• SOURCE MATERIAL:
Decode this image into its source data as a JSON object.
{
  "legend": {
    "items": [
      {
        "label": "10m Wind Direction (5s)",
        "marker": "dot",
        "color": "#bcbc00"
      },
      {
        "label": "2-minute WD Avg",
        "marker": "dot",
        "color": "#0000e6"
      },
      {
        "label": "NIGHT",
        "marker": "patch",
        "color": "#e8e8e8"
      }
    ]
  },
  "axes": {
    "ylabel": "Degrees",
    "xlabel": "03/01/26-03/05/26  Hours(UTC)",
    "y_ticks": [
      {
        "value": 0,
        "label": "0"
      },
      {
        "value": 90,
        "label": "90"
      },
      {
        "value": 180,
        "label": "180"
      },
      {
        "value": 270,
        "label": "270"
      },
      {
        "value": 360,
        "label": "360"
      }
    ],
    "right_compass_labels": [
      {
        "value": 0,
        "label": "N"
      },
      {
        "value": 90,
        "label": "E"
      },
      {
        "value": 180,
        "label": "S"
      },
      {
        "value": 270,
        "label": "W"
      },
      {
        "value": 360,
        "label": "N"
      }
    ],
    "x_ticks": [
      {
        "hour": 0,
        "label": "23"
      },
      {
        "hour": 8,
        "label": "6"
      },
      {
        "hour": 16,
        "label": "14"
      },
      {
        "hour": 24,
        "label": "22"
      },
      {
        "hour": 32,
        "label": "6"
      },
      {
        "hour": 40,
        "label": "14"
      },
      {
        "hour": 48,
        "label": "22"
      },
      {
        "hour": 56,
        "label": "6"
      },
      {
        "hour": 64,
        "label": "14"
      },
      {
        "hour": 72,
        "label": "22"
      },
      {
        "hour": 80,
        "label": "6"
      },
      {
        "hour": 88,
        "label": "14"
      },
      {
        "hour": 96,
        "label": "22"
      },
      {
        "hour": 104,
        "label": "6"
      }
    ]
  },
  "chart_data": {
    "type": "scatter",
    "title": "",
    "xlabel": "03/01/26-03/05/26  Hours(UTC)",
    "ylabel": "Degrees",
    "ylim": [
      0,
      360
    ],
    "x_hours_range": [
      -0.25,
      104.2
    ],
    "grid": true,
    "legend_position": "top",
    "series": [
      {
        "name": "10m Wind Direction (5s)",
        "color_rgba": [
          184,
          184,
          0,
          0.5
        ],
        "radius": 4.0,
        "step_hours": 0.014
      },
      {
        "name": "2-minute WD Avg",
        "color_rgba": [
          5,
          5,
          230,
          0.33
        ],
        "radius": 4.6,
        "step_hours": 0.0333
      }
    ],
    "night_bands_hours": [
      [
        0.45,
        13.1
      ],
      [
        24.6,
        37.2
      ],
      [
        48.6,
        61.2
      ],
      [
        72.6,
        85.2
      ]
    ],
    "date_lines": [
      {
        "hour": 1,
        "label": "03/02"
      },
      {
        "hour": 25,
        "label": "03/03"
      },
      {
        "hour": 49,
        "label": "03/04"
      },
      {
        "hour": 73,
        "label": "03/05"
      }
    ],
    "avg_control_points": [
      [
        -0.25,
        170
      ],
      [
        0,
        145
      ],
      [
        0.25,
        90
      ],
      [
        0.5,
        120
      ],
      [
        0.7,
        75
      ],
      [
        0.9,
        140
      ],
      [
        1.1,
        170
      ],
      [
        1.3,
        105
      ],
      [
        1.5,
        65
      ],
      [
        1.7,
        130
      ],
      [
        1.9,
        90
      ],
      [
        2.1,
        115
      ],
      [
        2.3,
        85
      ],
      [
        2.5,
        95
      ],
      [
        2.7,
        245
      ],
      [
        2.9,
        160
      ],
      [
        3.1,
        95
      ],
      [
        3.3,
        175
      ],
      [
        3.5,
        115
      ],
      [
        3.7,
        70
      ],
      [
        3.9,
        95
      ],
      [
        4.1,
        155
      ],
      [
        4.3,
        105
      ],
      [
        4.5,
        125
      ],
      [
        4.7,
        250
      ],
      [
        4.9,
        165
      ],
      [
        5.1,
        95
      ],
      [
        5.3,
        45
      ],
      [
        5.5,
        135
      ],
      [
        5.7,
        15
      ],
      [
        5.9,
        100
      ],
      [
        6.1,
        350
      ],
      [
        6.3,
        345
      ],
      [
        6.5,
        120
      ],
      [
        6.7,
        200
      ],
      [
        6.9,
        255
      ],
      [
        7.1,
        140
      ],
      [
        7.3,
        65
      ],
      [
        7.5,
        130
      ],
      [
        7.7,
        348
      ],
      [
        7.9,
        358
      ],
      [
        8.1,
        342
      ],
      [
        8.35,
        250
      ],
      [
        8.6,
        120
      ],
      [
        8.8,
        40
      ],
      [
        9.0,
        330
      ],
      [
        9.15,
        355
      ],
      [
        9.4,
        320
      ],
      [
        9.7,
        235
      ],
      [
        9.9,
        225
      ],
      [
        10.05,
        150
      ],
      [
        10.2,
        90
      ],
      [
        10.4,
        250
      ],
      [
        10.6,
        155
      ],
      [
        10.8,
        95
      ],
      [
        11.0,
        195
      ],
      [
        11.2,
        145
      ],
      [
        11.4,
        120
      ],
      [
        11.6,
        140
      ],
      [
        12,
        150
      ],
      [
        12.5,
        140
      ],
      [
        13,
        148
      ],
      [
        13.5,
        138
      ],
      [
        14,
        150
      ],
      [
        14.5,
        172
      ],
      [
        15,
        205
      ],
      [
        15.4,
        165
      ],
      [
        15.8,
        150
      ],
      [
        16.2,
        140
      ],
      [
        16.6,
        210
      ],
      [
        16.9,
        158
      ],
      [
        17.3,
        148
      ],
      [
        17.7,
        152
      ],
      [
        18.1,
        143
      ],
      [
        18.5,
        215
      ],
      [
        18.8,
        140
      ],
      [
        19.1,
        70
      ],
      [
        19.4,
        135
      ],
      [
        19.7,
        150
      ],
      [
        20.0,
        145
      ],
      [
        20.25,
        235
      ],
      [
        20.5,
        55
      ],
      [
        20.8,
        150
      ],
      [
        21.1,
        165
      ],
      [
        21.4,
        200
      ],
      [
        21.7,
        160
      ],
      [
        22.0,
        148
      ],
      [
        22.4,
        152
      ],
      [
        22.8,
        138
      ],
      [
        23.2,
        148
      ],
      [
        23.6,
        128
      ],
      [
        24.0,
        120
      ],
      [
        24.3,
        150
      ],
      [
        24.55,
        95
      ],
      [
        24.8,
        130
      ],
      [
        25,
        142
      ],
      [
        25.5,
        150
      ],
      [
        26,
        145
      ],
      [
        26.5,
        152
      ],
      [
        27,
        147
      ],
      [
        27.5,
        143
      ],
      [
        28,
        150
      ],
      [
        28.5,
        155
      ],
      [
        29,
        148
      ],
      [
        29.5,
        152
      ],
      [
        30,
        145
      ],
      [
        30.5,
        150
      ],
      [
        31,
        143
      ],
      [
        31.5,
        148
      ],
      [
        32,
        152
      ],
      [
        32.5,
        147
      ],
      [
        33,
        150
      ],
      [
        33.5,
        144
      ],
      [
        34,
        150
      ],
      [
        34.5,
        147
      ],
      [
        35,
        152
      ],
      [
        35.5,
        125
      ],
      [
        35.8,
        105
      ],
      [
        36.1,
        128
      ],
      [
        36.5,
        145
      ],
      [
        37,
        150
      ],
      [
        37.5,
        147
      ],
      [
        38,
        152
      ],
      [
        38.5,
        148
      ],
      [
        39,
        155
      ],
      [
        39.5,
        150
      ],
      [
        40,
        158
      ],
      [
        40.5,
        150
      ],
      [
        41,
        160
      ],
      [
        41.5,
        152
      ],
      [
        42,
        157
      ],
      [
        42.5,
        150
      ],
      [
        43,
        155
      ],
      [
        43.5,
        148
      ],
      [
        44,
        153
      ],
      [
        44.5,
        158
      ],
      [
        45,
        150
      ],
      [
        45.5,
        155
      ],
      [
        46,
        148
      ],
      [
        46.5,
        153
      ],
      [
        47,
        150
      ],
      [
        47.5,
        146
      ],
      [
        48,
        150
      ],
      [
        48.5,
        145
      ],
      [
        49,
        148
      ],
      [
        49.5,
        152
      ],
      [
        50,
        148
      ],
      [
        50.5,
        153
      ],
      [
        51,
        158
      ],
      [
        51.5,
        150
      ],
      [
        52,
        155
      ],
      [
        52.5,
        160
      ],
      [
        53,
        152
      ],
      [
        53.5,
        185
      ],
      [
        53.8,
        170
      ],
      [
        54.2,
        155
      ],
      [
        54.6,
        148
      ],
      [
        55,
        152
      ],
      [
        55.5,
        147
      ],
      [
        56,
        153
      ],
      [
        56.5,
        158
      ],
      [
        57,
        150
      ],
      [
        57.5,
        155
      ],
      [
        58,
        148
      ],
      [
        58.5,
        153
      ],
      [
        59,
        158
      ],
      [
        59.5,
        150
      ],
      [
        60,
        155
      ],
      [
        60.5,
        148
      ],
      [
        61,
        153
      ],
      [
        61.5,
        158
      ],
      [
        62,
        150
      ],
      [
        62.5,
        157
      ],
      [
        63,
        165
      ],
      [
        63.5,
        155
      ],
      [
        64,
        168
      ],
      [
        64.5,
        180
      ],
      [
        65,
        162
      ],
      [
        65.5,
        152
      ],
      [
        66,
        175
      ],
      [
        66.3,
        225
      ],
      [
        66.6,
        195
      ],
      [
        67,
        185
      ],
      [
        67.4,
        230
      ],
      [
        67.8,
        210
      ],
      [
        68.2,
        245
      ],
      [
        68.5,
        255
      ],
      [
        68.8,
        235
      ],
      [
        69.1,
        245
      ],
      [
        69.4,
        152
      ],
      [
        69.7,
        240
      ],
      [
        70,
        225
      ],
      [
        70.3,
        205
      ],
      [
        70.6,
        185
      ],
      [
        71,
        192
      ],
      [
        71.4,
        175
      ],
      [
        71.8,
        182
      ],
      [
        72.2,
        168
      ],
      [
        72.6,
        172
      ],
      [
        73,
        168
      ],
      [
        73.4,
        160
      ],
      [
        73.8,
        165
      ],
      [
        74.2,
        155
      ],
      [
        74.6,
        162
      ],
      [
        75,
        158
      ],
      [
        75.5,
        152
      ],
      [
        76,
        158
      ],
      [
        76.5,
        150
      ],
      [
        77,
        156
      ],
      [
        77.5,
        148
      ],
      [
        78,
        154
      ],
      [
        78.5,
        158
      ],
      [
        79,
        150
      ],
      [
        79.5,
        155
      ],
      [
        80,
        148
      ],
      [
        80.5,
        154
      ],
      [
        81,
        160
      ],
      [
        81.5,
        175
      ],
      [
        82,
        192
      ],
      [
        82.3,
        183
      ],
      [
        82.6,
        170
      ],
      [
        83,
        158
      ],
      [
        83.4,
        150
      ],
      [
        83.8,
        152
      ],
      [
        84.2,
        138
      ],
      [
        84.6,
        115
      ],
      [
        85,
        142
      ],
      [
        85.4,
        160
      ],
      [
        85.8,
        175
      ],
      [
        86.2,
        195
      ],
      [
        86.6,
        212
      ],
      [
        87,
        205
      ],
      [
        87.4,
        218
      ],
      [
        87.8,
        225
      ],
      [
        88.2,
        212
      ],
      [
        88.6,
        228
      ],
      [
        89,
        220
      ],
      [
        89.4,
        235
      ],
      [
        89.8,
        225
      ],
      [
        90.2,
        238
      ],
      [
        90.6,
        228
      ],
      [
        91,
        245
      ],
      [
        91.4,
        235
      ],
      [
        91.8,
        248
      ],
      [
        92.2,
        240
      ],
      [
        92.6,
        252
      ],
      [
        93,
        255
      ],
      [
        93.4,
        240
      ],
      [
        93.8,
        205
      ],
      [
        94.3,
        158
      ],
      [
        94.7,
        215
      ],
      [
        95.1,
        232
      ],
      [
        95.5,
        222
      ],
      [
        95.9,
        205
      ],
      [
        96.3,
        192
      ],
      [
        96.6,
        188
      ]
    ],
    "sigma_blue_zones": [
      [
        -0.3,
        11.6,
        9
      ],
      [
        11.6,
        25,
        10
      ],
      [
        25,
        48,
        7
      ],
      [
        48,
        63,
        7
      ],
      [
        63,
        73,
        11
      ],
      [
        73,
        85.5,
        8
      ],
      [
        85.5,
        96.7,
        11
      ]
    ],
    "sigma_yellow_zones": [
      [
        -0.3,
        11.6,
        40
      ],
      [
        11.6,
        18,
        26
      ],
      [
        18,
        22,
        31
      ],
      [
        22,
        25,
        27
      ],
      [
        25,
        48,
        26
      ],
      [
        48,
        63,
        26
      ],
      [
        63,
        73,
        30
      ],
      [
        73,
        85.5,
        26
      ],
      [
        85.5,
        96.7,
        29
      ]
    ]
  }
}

• GOAL OF THE EXERCISE: Using the entries above, state how many lines include the word "Wind", with no other words.

• SOLVED PROBLEM: 2